#### INSTRUCTIONS TO FOLLOW
Please retype the records below exactly, leaving out any pictures.

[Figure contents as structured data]
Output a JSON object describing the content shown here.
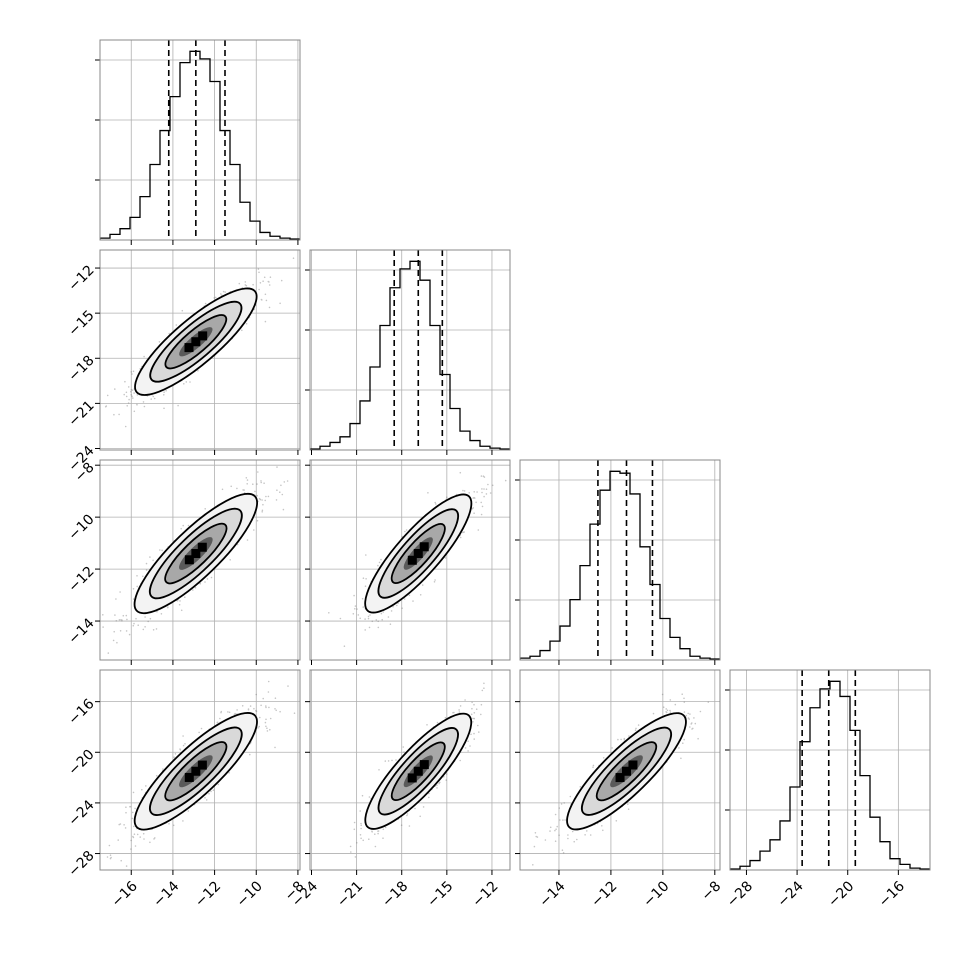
{
  "chart_data": {
    "type": "corner",
    "parameters": [
      {
        "ticks": [
          -16,
          -14,
          -12,
          -10,
          -8
        ],
        "range": [
          -17.5,
          -7.9
        ],
        "quantiles": [
          -14.2,
          -12.9,
          -11.5
        ]
      },
      {
        "ticks": [
          -24,
          -21,
          -18,
          -15,
          -12
        ],
        "range": [
          -24.1,
          -10.8
        ],
        "quantiles": [
          -18.5,
          -16.9,
          -15.3
        ]
      },
      {
        "ticks": [
          -14,
          -12,
          -10,
          -8
        ],
        "range": [
          -15.5,
          -7.8
        ],
        "quantiles": [
          -12.5,
          -11.4,
          -10.4
        ]
      },
      {
        "ticks": [
          -28,
          -24,
          -20,
          -16
        ],
        "range": [
          -29.3,
          -13.5
        ],
        "quantiles": [
          -23.6,
          -21.5,
          -19.4
        ]
      }
    ],
    "histograms": [
      [
        0.01,
        0.03,
        0.06,
        0.12,
        0.23,
        0.4,
        0.58,
        0.76,
        0.94,
        1.0,
        0.96,
        0.84,
        0.58,
        0.4,
        0.2,
        0.1,
        0.04,
        0.02,
        0.01,
        0.005
      ],
      [
        0.005,
        0.02,
        0.04,
        0.07,
        0.14,
        0.26,
        0.44,
        0.66,
        0.86,
        0.96,
        1.0,
        0.9,
        0.66,
        0.4,
        0.22,
        0.1,
        0.05,
        0.02,
        0.01,
        0.005
      ],
      [
        0.01,
        0.02,
        0.05,
        0.1,
        0.18,
        0.32,
        0.5,
        0.72,
        0.9,
        1.0,
        0.99,
        0.88,
        0.6,
        0.4,
        0.22,
        0.12,
        0.06,
        0.02,
        0.01,
        0.005
      ],
      [
        0.005,
        0.02,
        0.05,
        0.1,
        0.16,
        0.26,
        0.44,
        0.68,
        0.86,
        0.96,
        1.0,
        0.92,
        0.74,
        0.5,
        0.28,
        0.15,
        0.06,
        0.03,
        0.01,
        0.005
      ]
    ],
    "grid": true,
    "histogram_yticks": 3
  },
  "style": {
    "frame_color": "#888888",
    "grid_color": "#b0b0b0",
    "line_color": "#000000",
    "scatter_color": "#7f7f7f"
  }
}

#### FULL RESPONSE
Output a JSON object describing the content shown here.
{
  "chart_data": {
    "type": "corner",
    "parameters": [
      {
        "ticks": [
          -16,
          -14,
          -12,
          -10,
          -8
        ],
        "range": [
          -17.5,
          -7.9
        ],
        "quantiles": [
          -14.2,
          -12.9,
          -11.5
        ]
      },
      {
        "ticks": [
          -24,
          -21,
          -18,
          -15,
          -12
        ],
        "range": [
          -24.1,
          -10.8
        ],
        "quantiles": [
          -18.5,
          -16.9,
          -15.3
        ]
      },
      {
        "ticks": [
          -14,
          -12,
          -10,
          -8
        ],
        "range": [
          -15.5,
          -7.8
        ],
        "quantiles": [
          -12.5,
          -11.4,
          -10.4
        ]
      },
      {
        "ticks": [
          -28,
          -24,
          -20,
          -16
        ],
        "range": [
          -29.3,
          -13.5
        ],
        "quantiles": [
          -23.6,
          -21.5,
          -19.4
        ]
      }
    ],
    "histograms": [
      [
        0.01,
        0.03,
        0.06,
        0.12,
        0.23,
        0.4,
        0.58,
        0.76,
        0.94,
        1.0,
        0.96,
        0.84,
        0.58,
        0.4,
        0.2,
        0.1,
        0.04,
        0.02,
        0.01,
        0.005
      ],
      [
        0.005,
        0.02,
        0.04,
        0.07,
        0.14,
        0.26,
        0.44,
        0.66,
        0.86,
        0.96,
        1.0,
        0.9,
        0.66,
        0.4,
        0.22,
        0.1,
        0.05,
        0.02,
        0.01,
        0.005
      ],
      [
        0.01,
        0.02,
        0.05,
        0.1,
        0.18,
        0.32,
        0.5,
        0.72,
        0.9,
        1.0,
        0.99,
        0.88,
        0.6,
        0.4,
        0.22,
        0.12,
        0.06,
        0.02,
        0.01,
        0.005
      ],
      [
        0.005,
        0.02,
        0.05,
        0.1,
        0.16,
        0.26,
        0.44,
        0.68,
        0.86,
        0.96,
        1.0,
        0.92,
        0.74,
        0.5,
        0.28,
        0.15,
        0.06,
        0.03,
        0.01,
        0.005
      ]
    ],
    "grid": true,
    "histogram_yticks": 3
  },
  "style": {
    "frame_color": "#888888",
    "grid_color": "#b0b0b0",
    "line_color": "#000000",
    "scatter_color": "#7f7f7f"
  }
}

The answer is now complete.